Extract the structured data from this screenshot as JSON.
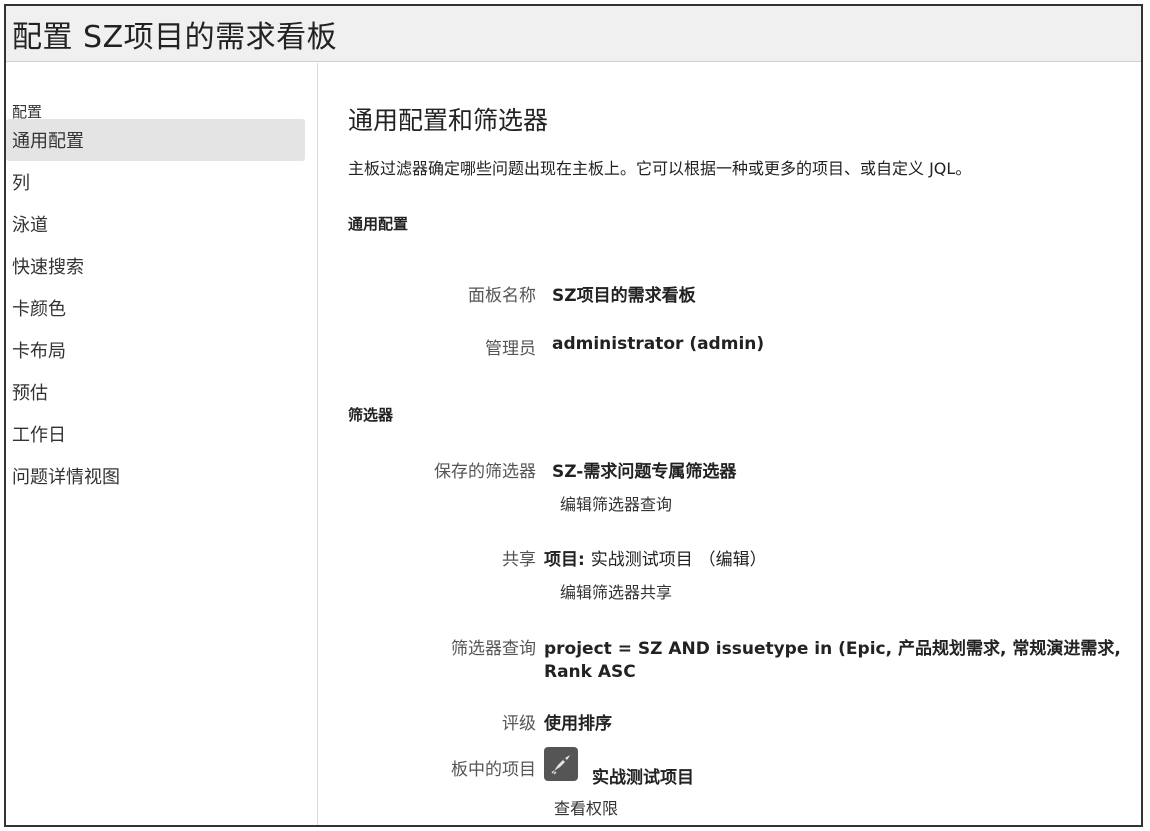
{
  "header": {
    "title": "配置 SZ项目的需求看板"
  },
  "sidebar": {
    "heading": "配置",
    "items": [
      {
        "label": "通用配置",
        "active": true
      },
      {
        "label": "列"
      },
      {
        "label": "泳道"
      },
      {
        "label": "快速搜索"
      },
      {
        "label": "卡颜色"
      },
      {
        "label": "卡布局"
      },
      {
        "label": "预估"
      },
      {
        "label": "工作日"
      },
      {
        "label": "问题详情视图"
      }
    ]
  },
  "main": {
    "title": "通用配置和筛选器",
    "description": "主板过滤器确定哪些问题出现在主板上。它可以根据一种或更多的项目、或自定义 JQL。",
    "general": {
      "heading": "通用配置",
      "board_name_label": "面板名称",
      "board_name_value": "SZ项目的需求看板",
      "admin_label": "管理员",
      "admin_value": "administrator (admin)"
    },
    "filter": {
      "heading": "筛选器",
      "saved_label": "保存的筛选器",
      "saved_value": "SZ-需求问题专属筛选器",
      "edit_query_link": "编辑筛选器查询",
      "share_label": "共享",
      "share_prefix": "项目:",
      "share_project": "实战测试项目",
      "share_edit": "（编辑）",
      "edit_share_link": "编辑筛选器共享",
      "query_label": "筛选器查询",
      "query_line1": "project = SZ AND issuetype in (Epic, 产品规划需求, 常规演进需求,",
      "query_line2": "Rank ASC",
      "rank_label": "评级",
      "rank_value": "使用排序",
      "projects_label": "板中的项目",
      "project_name": "实战测试项目",
      "project_icon": "rocket-icon",
      "view_permissions_link": "查看权限"
    }
  }
}
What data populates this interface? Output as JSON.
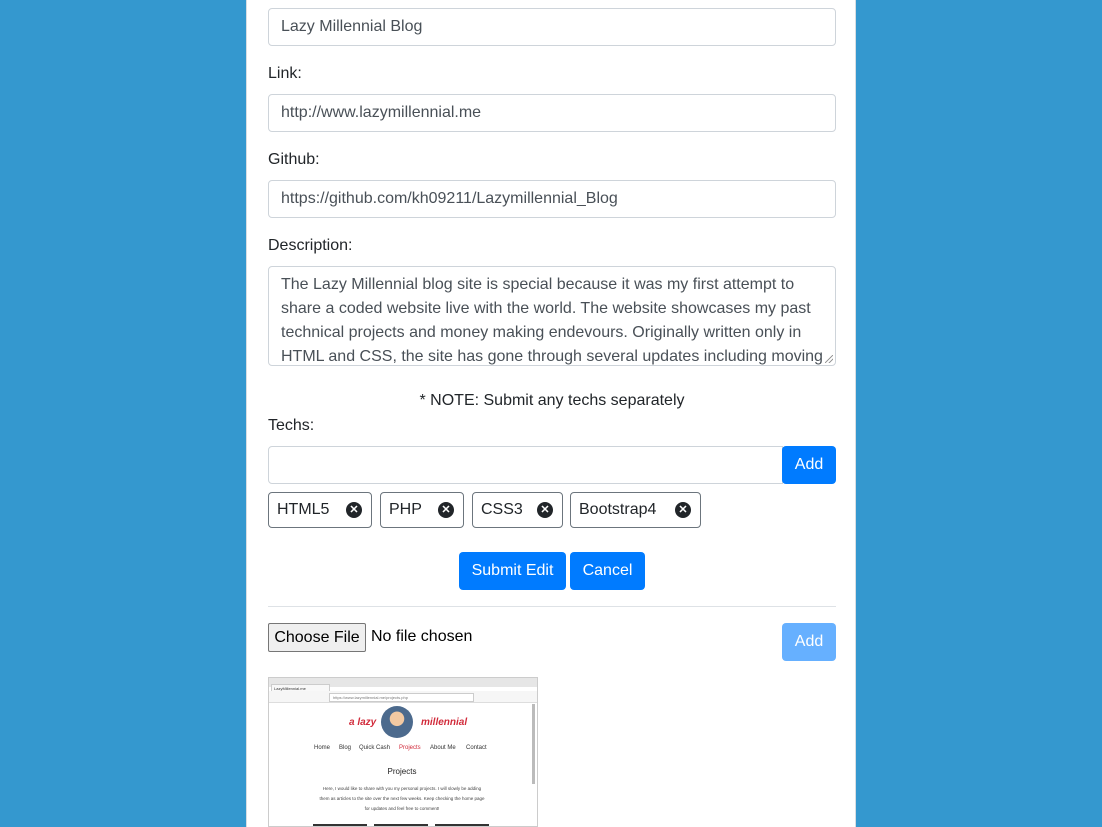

:::

#### Do this:
Write the records above out again exactly, with no pictures in your copy.

#### Worked solution:
Extract the structured data from this screenshot as JSON.
{
  "header": {
    "title": "配置 SZ项目的需求看板"
  },
  "sidebar": {
    "heading": "配置",
    "items": [
      {
        "label": "通用配置",
        "active": true
      },
      {
        "label": "列"
      },
      {
        "label": "泳道"
      },
      {
        "label": "快速搜索"
      },
      {
        "label": "卡颜色"
      },
      {
        "label": "卡布局"
      },
      {
        "label": "预估"
      },
      {
        "label": "工作日"
      },
      {
        "label": "问题详情视图"
      }
    ]
  },
  "main": {
    "title": "通用配置和筛选器",
    "description": "主板过滤器确定哪些问题出现在主板上。它可以根据一种或更多的项目、或自定义 JQL。",
    "general": {
      "heading": "通用配置",
      "board_name_label": "面板名称",
      "board_name_value": "SZ项目的需求看板",
      "admin_label": "管理员",
      "admin_value": "administrator (admin)"
    },
    "filter": {
      "heading": "筛选器",
      "saved_label": "保存的筛选器",
      "saved_value": "SZ-需求问题专属筛选器",
      "edit_query_link": "编辑筛选器查询",
      "share_label": "共享",
      "share_prefix": "项目:",
      "share_project": "实战测试项目",
      "share_edit": "（编辑）",
      "edit_share_link": "编辑筛选器共享",
      "query_label": "筛选器查询",
      "query_line1": "project = SZ AND issuetype in (Epic, 产品规划需求, 常规演进需求,",
      "query_line2": "Rank ASC",
      "rank_label": "评级",
      "rank_value": "使用排序",
      "projects_label": "板中的项目",
      "project_name": "实战测试项目",
      "project_icon": "rocket-icon",
      "view_permissions_link": "查看权限"
    }
  }
}
What data populates this interface? Output as JSON.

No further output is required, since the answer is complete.